• _TASK DATA_
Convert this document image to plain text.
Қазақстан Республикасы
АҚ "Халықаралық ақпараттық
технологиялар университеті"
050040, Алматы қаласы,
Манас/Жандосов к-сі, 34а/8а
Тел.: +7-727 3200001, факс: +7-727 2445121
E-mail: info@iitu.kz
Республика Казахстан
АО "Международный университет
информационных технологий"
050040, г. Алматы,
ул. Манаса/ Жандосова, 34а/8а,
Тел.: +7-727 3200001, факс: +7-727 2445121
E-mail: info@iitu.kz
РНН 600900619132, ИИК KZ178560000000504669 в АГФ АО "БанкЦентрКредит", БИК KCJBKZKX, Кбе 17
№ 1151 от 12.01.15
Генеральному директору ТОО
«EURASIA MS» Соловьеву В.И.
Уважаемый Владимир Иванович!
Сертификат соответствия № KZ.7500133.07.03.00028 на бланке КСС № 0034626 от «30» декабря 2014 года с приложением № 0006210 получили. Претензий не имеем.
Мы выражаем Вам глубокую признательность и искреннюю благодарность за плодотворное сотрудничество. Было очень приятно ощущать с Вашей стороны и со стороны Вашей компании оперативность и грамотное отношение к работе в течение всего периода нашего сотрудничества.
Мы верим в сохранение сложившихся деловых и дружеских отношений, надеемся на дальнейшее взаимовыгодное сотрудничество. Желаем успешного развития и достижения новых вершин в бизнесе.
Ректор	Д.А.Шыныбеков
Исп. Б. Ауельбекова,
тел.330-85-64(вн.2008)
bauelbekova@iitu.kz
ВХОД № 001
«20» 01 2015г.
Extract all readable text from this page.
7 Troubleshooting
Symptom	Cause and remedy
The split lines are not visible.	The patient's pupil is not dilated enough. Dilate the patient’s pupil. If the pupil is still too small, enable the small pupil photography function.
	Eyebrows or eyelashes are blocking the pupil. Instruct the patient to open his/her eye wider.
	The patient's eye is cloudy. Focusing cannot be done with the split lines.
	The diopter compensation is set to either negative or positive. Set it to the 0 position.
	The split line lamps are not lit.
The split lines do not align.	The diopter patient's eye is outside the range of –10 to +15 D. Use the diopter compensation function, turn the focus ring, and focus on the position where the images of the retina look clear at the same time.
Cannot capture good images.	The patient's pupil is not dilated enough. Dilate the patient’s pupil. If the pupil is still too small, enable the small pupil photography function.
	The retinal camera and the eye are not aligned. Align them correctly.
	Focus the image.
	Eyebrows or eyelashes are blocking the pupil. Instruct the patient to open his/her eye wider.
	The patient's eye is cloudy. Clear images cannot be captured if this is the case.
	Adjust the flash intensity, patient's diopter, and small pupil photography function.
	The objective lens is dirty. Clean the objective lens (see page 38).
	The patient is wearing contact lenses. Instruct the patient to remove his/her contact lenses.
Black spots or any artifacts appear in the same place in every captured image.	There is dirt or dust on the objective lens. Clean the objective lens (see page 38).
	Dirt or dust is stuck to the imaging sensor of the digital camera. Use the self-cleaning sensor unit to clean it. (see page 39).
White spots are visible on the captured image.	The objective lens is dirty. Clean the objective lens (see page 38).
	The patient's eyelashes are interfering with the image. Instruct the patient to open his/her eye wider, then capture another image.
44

• _SET PROBLEM_
Write out the data exactly as it stands.

• _RESPONSE TO THIS EXERCISE_
Convert this document image to plain text.
Қазақстан Республикасы
АҚ "Халықаралық ақпараттық
технологиялар университеті"
050040, Алматы қаласы,
Манас/Жандосов к-сі, 34а/8а
Тел.: +7-727 3200001, факс: +7-727 2445121
E-mail: info@iitu.kz
Республика Казахстан
АО "Международный университет
информационных технологий"
050040, г. Алматы,
ул. Манаса/ Жандосова, 34а/8а,
Тел.: +7-727 3200001, факс: +7-727 2445121
E-mail: info@iitu.kz
РНН 600900619132, ИИК KZ178560000000504669 в АГФ АО "БанкЦентрКредит", БИК KCJBKZKX, Кбе 17
№ 1151 от 12.01.15
Генеральному директору ТОО
«EURASIA MS» Соловьеву В.И.
Уважаемый Владимир Иванович!
Сертификат соответствия № KZ.7500133.07.03.00028 на бланке КСС № 0034626 от «30» декабря 2014 года с приложением № 0006210 получили. Претензий не имеем.
Мы выражаем Вам глубокую признательность и искреннюю благодарность за плодотворное сотрудничество. Было очень приятно ощущать с Вашей стороны и со стороны Вашей компании оперативность и грамотное отношение к работе в течение всего периода нашего сотрудничества.
Мы верим в сохранение сложившихся деловых и дружеских отношений, надеемся на дальнейшее взаимовыгодное сотрудничество. Желаем успешного развития и достижения новых вершин в бизнесе.
Ректор	Д.А.Шыныбеков
Исп. Б. Ауельбекова,
тел.330-85-64(вн.2008)
bauelbekova@iitu.kz
ВХОД № 001
«20» 01 2015г.
Extract all readable text from this page.
7 Troubleshooting
Symptom	Cause and remedy
The split lines are not visible.	The patient's pupil is not dilated enough. Dilate the patient’s pupil. If the pupil is still too small, enable the small pupil photography function.
	Eyebrows or eyelashes are blocking the pupil. Instruct the patient to open his/her eye wider.
	The patient's eye is cloudy. Focusing cannot be done with the split lines.
	The diopter compensation is set to either negative or positive. Set it to the 0 position.
	The split line lamps are not lit.
The split lines do not align.	The diopter patient's eye is outside the range of –10 to +15 D. Use the diopter compensation function, turn the focus ring, and focus on the position where the images of the retina look clear at the same time.
Cannot capture good images.	The patient's pupil is not dilated enough. Dilate the patient’s pupil. If the pupil is still too small, enable the small pupil photography function.
	The retinal camera and the eye are not aligned. Align them correctly.
	Focus the image.
	Eyebrows or eyelashes are blocking the pupil. Instruct the patient to open his/her eye wider.
	The patient's eye is cloudy. Clear images cannot be captured if this is the case.
	Adjust the flash intensity, patient's diopter, and small pupil photography function.
	The objective lens is dirty. Clean the objective lens (see page 38).
	The patient is wearing contact lenses. Instruct the patient to remove his/her contact lenses.
Black spots or any artifacts appear in the same place in every captured image.	There is dirt or dust on the objective lens. Clean the objective lens (see page 38).
	Dirt or dust is stuck to the imaging sensor of the digital camera. Use the self-cleaning sensor unit to clean it. (see page 39).
White spots are visible on the captured image.	The objective lens is dirty. Clean the objective lens (see page 38).
	The patient's eyelashes are interfering with the image. Instruct the patient to open his/her eye wider, then capture another image.
44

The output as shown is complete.